>>>

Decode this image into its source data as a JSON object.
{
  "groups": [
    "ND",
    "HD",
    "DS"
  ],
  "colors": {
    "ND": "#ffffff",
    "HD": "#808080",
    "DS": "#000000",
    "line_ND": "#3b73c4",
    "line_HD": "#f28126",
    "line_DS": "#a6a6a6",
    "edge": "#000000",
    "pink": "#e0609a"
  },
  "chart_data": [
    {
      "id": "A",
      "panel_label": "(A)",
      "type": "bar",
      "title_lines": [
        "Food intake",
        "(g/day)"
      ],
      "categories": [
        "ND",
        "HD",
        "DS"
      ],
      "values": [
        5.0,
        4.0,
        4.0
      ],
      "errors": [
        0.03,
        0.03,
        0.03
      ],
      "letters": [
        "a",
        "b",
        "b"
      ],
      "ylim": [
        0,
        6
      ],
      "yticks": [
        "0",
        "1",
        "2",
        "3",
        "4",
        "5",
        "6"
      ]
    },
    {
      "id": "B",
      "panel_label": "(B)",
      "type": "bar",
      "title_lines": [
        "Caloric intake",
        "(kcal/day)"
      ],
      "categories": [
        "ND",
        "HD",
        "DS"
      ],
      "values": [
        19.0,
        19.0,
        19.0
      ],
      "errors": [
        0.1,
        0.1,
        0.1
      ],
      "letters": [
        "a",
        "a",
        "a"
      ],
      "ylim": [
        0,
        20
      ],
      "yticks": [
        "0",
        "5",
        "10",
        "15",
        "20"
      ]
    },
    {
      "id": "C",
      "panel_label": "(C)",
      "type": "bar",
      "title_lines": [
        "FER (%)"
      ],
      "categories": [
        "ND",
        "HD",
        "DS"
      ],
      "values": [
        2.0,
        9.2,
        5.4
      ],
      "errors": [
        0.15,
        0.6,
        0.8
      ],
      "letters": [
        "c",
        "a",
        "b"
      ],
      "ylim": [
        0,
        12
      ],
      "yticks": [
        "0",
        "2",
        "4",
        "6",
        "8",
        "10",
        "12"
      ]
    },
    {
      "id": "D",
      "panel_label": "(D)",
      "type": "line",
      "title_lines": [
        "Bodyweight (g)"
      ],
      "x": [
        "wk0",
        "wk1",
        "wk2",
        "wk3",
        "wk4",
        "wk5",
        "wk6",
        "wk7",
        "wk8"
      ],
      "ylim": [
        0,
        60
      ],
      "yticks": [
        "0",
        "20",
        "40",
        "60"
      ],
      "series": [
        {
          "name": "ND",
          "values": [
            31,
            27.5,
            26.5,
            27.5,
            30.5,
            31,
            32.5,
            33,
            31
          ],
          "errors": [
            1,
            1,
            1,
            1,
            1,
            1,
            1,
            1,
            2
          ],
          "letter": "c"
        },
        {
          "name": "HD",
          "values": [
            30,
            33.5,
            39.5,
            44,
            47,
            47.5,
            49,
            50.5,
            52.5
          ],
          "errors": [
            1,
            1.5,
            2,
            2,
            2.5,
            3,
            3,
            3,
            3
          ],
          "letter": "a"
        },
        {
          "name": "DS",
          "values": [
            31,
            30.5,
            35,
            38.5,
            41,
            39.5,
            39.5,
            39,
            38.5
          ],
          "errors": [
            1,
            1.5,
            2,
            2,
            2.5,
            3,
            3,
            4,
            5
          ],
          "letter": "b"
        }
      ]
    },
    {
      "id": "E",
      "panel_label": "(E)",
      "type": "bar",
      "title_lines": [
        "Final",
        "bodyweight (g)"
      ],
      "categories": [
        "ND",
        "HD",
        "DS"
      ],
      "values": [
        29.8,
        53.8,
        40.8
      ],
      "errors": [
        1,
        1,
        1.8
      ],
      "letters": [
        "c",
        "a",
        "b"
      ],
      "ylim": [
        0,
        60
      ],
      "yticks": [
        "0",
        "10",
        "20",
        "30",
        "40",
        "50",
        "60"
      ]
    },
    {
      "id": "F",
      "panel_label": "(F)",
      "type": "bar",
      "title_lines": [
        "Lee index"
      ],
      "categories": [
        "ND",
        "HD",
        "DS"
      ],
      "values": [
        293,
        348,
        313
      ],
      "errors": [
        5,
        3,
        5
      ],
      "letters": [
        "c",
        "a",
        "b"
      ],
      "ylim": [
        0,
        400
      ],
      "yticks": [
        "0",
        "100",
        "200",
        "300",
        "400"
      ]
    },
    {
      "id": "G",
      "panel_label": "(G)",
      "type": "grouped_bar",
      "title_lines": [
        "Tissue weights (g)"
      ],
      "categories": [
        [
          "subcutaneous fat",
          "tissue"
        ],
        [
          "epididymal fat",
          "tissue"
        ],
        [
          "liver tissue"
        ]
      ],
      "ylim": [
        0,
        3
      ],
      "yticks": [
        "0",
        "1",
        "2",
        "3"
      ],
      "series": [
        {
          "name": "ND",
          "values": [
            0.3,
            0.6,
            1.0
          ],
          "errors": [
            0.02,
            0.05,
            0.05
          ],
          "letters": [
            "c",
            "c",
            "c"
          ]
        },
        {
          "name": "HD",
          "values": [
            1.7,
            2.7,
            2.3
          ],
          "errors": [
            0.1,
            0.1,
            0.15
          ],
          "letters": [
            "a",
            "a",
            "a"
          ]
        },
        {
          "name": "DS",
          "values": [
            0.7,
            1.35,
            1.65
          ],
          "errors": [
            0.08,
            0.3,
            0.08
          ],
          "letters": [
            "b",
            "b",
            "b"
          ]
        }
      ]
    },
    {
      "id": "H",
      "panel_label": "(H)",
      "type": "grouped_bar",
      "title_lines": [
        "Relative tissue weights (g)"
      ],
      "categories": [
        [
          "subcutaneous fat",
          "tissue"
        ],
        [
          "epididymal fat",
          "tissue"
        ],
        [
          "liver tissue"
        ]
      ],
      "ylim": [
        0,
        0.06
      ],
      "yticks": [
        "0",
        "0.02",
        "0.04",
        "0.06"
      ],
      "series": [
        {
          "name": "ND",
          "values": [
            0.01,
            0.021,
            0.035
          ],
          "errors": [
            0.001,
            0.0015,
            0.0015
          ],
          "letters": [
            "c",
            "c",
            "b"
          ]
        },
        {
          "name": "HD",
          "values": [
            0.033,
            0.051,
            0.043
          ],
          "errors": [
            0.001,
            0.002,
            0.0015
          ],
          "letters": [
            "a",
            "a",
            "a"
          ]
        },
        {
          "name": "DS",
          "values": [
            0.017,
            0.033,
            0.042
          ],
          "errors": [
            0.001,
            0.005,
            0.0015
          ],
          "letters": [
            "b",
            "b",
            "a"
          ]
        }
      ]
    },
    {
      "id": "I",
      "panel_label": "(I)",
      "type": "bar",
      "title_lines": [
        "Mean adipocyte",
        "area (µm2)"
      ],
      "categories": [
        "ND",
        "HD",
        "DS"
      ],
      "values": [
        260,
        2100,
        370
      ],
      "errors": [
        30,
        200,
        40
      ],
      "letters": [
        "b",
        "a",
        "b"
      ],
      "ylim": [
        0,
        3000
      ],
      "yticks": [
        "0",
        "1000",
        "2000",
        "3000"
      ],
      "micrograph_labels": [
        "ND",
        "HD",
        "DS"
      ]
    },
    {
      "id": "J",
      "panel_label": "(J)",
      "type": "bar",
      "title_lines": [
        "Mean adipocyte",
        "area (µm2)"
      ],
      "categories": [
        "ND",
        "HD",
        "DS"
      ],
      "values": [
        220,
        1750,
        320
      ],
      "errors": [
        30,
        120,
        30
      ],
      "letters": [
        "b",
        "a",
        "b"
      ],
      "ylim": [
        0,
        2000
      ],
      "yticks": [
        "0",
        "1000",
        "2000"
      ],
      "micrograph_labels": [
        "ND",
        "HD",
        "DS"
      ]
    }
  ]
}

<<<

EXERCISE DESCRIPTION
Make an exact copy of the data above.

WRITTEN RESPONSE
Decode this image into its source data as a JSON object.
{
  "groups": [
    "ND",
    "HD",
    "DS"
  ],
  "colors": {
    "ND": "#ffffff",
    "HD": "#808080",
    "DS": "#000000",
    "line_ND": "#3b73c4",
    "line_HD": "#f28126",
    "line_DS": "#a6a6a6",
    "edge": "#000000",
    "pink": "#e0609a"
  },
  "chart_data": [
    {
      "id": "A",
      "panel_label": "(A)",
      "type": "bar",
      "title_lines": [
        "Food intake",
        "(g/day)"
      ],
      "categories": [
        "ND",
        "HD",
        "DS"
      ],
      "values": [
        5.0,
        4.0,
        4.0
      ],
      "errors": [
        0.03,
        0.03,
        0.03
      ],
      "letters": [
        "a",
        "b",
        "b"
      ],
      "ylim": [
        0,
        6
      ],
      "yticks": [
        "0",
        "1",
        "2",
        "3",
        "4",
        "5",
        "6"
      ]
    },
    {
      "id": "B",
      "panel_label": "(B)",
      "type": "bar",
      "title_lines": [
        "Caloric intake",
        "(kcal/day)"
      ],
      "categories": [
        "ND",
        "HD",
        "DS"
      ],
      "values": [
        19.0,
        19.0,
        19.0
      ],
      "errors": [
        0.1,
        0.1,
        0.1
      ],
      "letters": [
        "a",
        "a",
        "a"
      ],
      "ylim": [
        0,
        20
      ],
      "yticks": [
        "0",
        "5",
        "10",
        "15",
        "20"
      ]
    },
    {
      "id": "C",
      "panel_label": "(C)",
      "type": "bar",
      "title_lines": [
        "FER (%)"
      ],
      "categories": [
        "ND",
        "HD",
        "DS"
      ],
      "values": [
        2.0,
        9.2,
        5.4
      ],
      "errors": [
        0.15,
        0.6,
        0.8
      ],
      "letters": [
        "c",
        "a",
        "b"
      ],
      "ylim": [
        0,
        12
      ],
      "yticks": [
        "0",
        "2",
        "4",
        "6",
        "8",
        "10",
        "12"
      ]
    },
    {
      "id": "D",
      "panel_label": "(D)",
      "type": "line",
      "title_lines": [
        "Bodyweight (g)"
      ],
      "x": [
        "wk0",
        "wk1",
        "wk2",
        "wk3",
        "wk4",
        "wk5",
        "wk6",
        "wk7",
        "wk8"
      ],
      "ylim": [
        0,
        60
      ],
      "yticks": [
        "0",
        "20",
        "40",
        "60"
      ],
      "series": [
        {
          "name": "ND",
          "values": [
            31,
            27.5,
            26.5,
            27.5,
            30.5,
            31,
            32.5,
            33,
            31
          ],
          "errors": [
            1,
            1,
            1,
            1,
            1,
            1,
            1,
            1,
            2
          ],
          "letter": "c"
        },
        {
          "name": "HD",
          "values": [
            30,
            33.5,
            39.5,
            44,
            47,
            47.5,
            49,
            50.5,
            52.5
          ],
          "errors": [
            1,
            1.5,
            2,
            2,
            2.5,
            3,
            3,
            3,
            3
          ],
          "letter": "a"
        },
        {
          "name": "DS",
          "values": [
            31,
            30.5,
            35,
            38.5,
            41,
            39.5,
            39.5,
            39,
            38.5
          ],
          "errors": [
            1,
            1.5,
            2,
            2,
            2.5,
            3,
            3,
            4,
            5
          ],
          "letter": "b"
        }
      ]
    },
    {
      "id": "E",
      "panel_label": "(E)",
      "type": "bar",
      "title_lines": [
        "Final",
        "bodyweight (g)"
      ],
      "categories": [
        "ND",
        "HD",
        "DS"
      ],
      "values": [
        29.8,
        53.8,
        40.8
      ],
      "errors": [
        1,
        1,
        1.8
      ],
      "letters": [
        "c",
        "a",
        "b"
      ],
      "ylim": [
        0,
        60
      ],
      "yticks": [
        "0",
        "10",
        "20",
        "30",
        "40",
        "50",
        "60"
      ]
    },
    {
      "id": "F",
      "panel_label": "(F)",
      "type": "bar",
      "title_lines": [
        "Lee index"
      ],
      "categories": [
        "ND",
        "HD",
        "DS"
      ],
      "values": [
        293,
        348,
        313
      ],
      "errors": [
        5,
        3,
        5
      ],
      "letters": [
        "c",
        "a",
        "b"
      ],
      "ylim": [
        0,
        400
      ],
      "yticks": [
        "0",
        "100",
        "200",
        "300",
        "400"
      ]
    },
    {
      "id": "G",
      "panel_label": "(G)",
      "type": "grouped_bar",
      "title_lines": [
        "Tissue weights (g)"
      ],
      "categories": [
        [
          "subcutaneous fat",
          "tissue"
        ],
        [
          "epididymal fat",
          "tissue"
        ],
        [
          "liver tissue"
        ]
      ],
      "ylim": [
        0,
        3
      ],
      "yticks": [
        "0",
        "1",
        "2",
        "3"
      ],
      "series": [
        {
          "name": "ND",
          "values": [
            0.3,
            0.6,
            1.0
          ],
          "errors": [
            0.02,
            0.05,
            0.05
          ],
          "letters": [
            "c",
            "c",
            "c"
          ]
        },
        {
          "name": "HD",
          "values": [
            1.7,
            2.7,
            2.3
          ],
          "errors": [
            0.1,
            0.1,
            0.15
          ],
          "letters": [
            "a",
            "a",
            "a"
          ]
        },
        {
          "name": "DS",
          "values": [
            0.7,
            1.35,
            1.65
          ],
          "errors": [
            0.08,
            0.3,
            0.08
          ],
          "letters": [
            "b",
            "b",
            "b"
          ]
        }
      ]
    },
    {
      "id": "H",
      "panel_label": "(H)",
      "type": "grouped_bar",
      "title_lines": [
        "Relative tissue weights (g)"
      ],
      "categories": [
        [
          "subcutaneous fat",
          "tissue"
        ],
        [
          "epididymal fat",
          "tissue"
        ],
        [
          "liver tissue"
        ]
      ],
      "ylim": [
        0,
        0.06
      ],
      "yticks": [
        "0",
        "0.02",
        "0.04",
        "0.06"
      ],
      "series": [
        {
          "name": "ND",
          "values": [
            0.01,
            0.021,
            0.035
          ],
          "errors": [
            0.001,
            0.0015,
            0.0015
          ],
          "letters": [
            "c",
            "c",
            "b"
          ]
        },
        {
          "name": "HD",
          "values": [
            0.033,
            0.051,
            0.043
          ],
          "errors": [
            0.001,
            0.002,
            0.0015
          ],
          "letters": [
            "a",
            "a",
            "a"
          ]
        },
        {
          "name": "DS",
          "values": [
            0.017,
            0.033,
            0.042
          ],
          "errors": [
            0.001,
            0.005,
            0.0015
          ],
          "letters": [
            "b",
            "b",
            "a"
          ]
        }
      ]
    },
    {
      "id": "I",
      "panel_label": "(I)",
      "type": "bar",
      "title_lines": [
        "Mean adipocyte",
        "area (µm2)"
      ],
      "categories": [
        "ND",
        "HD",
        "DS"
      ],
      "values": [
        260,
        2100,
        370
      ],
      "errors": [
        30,
        200,
        40
      ],
      "letters": [
        "b",
        "a",
        "b"
      ],
      "ylim": [
        0,
        3000
      ],
      "yticks": [
        "0",
        "1000",
        "2000",
        "3000"
      ],
      "micrograph_labels": [
        "ND",
        "HD",
        "DS"
      ]
    },
    {
      "id": "J",
      "panel_label": "(J)",
      "type": "bar",
      "title_lines": [
        "Mean adipocyte",
        "area (µm2)"
      ],
      "categories": [
        "ND",
        "HD",
        "DS"
      ],
      "values": [
        220,
        1750,
        320
      ],
      "errors": [
        30,
        120,
        30
      ],
      "letters": [
        "b",
        "a",
        "b"
      ],
      "ylim": [
        0,
        2000
      ],
      "yticks": [
        "0",
        "1000",
        "2000"
      ],
      "micrograph_labels": [
        "ND",
        "HD",
        "DS"
      ]
    }
  ]
}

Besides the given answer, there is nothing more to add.